Exercise prompt: Gather every line below where "color" appears.

Records shown:
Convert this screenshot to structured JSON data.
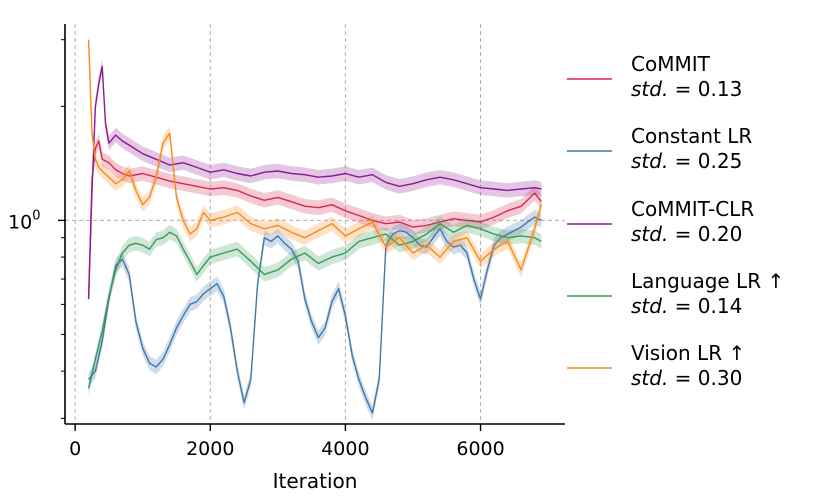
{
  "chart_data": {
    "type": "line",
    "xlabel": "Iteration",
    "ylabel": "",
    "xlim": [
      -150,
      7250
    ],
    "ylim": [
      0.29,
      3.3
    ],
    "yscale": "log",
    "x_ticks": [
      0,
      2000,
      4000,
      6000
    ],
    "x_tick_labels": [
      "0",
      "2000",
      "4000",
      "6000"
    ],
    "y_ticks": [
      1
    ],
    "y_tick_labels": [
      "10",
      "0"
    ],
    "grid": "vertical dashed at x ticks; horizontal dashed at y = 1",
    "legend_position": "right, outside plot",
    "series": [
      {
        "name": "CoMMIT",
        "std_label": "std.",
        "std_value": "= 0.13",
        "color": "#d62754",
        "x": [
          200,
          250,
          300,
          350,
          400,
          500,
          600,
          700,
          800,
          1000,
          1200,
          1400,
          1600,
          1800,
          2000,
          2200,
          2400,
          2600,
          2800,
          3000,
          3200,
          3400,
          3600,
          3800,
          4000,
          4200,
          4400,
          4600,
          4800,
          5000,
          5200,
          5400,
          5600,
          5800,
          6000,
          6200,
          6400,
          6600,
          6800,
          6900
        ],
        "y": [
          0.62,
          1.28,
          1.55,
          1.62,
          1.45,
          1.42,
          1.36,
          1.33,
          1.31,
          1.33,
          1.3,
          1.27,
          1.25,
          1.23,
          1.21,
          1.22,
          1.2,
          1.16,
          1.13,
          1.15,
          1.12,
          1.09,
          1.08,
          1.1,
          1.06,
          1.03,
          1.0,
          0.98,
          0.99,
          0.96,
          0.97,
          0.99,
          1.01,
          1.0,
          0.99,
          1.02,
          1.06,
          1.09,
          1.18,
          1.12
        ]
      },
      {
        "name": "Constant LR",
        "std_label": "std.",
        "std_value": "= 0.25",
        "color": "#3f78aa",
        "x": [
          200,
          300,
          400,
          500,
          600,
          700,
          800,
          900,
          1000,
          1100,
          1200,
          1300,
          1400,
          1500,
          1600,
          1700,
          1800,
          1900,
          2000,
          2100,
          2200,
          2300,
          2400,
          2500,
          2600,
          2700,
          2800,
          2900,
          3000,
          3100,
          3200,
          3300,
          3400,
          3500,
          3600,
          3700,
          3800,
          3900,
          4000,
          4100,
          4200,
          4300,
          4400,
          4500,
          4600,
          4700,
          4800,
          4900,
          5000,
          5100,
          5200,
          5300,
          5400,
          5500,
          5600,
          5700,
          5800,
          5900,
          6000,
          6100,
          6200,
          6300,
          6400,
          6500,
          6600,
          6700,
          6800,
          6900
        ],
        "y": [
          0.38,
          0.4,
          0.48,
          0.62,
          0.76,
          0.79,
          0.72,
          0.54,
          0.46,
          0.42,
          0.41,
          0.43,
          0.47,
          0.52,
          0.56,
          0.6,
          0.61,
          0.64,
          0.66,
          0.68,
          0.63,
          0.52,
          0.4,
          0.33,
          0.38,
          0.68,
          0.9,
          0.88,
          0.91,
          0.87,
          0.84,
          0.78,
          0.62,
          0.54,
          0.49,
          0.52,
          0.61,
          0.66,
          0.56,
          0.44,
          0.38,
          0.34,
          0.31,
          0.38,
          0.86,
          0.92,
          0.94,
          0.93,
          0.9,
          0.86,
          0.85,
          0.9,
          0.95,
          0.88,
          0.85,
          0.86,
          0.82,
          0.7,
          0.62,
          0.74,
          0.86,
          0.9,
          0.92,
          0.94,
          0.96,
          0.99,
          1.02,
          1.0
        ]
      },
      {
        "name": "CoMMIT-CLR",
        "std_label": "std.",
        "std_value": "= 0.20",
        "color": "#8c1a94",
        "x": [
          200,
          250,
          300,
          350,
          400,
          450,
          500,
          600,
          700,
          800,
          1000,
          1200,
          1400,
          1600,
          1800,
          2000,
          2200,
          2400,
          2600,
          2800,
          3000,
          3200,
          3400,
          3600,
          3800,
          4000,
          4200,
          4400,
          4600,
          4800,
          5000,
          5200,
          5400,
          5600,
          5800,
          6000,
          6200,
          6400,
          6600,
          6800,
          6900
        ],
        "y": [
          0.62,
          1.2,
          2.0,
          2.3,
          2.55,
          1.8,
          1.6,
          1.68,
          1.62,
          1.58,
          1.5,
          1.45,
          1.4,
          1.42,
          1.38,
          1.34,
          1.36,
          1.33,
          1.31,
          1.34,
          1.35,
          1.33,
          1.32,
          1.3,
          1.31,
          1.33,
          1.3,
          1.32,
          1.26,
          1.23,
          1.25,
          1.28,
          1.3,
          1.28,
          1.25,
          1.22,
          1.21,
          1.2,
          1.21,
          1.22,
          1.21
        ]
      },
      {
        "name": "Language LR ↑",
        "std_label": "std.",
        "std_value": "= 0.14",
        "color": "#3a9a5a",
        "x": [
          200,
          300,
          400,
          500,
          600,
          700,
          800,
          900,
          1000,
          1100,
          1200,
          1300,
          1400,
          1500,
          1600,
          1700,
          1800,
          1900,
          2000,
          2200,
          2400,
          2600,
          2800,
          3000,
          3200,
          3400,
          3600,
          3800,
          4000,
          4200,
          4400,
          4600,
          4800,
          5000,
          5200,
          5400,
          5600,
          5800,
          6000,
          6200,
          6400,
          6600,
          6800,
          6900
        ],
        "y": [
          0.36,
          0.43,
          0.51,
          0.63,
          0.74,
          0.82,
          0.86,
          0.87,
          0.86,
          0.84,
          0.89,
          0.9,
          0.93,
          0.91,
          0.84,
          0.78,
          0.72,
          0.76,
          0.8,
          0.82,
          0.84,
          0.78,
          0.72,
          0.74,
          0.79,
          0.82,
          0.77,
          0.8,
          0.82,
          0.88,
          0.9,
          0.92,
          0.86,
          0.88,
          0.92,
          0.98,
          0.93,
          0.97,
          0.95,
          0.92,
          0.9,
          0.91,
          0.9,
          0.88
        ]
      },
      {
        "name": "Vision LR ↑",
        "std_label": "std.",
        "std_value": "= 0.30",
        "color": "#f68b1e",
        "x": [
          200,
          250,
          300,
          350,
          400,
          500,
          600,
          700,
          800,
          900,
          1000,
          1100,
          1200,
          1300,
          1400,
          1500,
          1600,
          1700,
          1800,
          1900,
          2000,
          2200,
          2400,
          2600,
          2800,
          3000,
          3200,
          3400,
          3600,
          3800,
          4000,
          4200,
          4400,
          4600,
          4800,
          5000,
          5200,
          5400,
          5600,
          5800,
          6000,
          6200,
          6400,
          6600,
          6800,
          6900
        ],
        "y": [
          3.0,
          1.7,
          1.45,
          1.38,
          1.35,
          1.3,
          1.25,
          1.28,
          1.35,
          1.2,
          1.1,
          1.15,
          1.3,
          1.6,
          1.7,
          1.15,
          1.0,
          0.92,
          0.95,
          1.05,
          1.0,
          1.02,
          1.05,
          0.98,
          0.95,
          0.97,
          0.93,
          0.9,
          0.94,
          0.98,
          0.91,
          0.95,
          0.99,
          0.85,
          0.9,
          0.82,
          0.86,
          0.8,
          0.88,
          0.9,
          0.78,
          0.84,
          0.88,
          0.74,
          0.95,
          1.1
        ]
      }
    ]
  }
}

==

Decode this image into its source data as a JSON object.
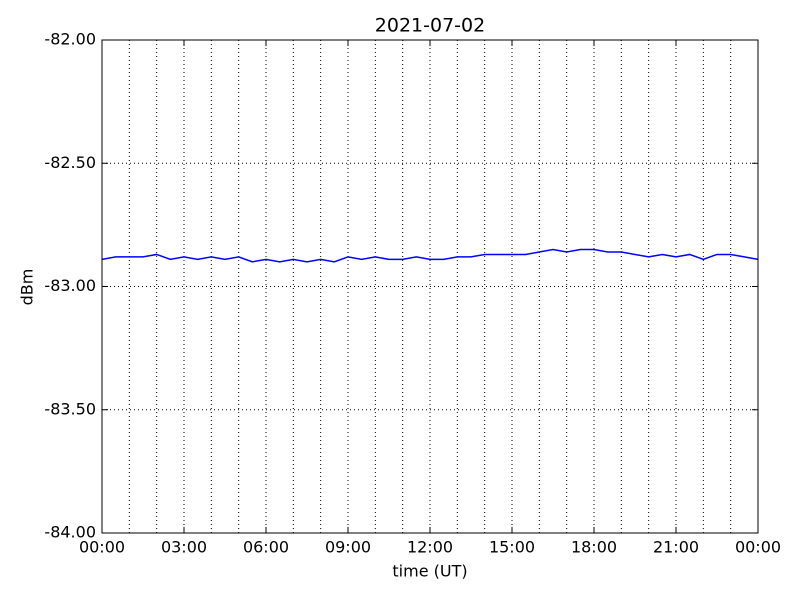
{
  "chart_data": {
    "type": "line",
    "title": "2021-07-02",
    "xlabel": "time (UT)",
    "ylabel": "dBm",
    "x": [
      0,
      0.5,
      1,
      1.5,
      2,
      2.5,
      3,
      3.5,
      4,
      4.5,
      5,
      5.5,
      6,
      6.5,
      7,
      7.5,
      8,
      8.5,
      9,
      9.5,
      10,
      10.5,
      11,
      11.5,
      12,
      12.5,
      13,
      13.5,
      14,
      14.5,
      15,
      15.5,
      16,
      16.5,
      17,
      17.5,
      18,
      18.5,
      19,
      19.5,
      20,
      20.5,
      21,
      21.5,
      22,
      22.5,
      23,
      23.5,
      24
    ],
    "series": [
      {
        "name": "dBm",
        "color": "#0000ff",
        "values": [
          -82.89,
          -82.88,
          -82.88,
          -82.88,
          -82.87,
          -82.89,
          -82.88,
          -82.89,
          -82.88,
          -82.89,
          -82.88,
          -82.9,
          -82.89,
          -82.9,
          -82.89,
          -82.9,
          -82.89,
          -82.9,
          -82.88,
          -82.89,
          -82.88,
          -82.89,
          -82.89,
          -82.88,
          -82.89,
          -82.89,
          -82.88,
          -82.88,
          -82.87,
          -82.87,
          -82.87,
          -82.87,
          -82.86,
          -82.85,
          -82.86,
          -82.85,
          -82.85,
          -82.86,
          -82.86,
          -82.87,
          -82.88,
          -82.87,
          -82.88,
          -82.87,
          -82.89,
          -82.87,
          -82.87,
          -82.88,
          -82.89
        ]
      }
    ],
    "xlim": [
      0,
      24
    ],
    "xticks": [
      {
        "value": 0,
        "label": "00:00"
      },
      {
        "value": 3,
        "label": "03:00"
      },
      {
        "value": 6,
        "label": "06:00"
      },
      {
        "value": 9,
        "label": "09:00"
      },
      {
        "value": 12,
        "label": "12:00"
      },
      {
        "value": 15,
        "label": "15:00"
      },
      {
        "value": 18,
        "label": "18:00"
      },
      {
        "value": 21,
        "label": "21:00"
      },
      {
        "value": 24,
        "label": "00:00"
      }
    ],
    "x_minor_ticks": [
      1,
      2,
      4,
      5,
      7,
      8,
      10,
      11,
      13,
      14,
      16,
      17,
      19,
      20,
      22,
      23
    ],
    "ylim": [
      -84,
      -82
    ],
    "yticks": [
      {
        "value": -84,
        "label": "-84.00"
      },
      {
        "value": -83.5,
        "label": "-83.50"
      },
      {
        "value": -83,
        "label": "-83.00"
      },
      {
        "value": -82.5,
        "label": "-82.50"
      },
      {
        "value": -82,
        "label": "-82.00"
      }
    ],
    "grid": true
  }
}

Final result:
        "color": "#d62754",
        "color": "#3f78aa",
        "color": "#8c1a94",
        "color": "#3a9a5a",
        "color": "#f68b1e",
        "color": "#0000ff",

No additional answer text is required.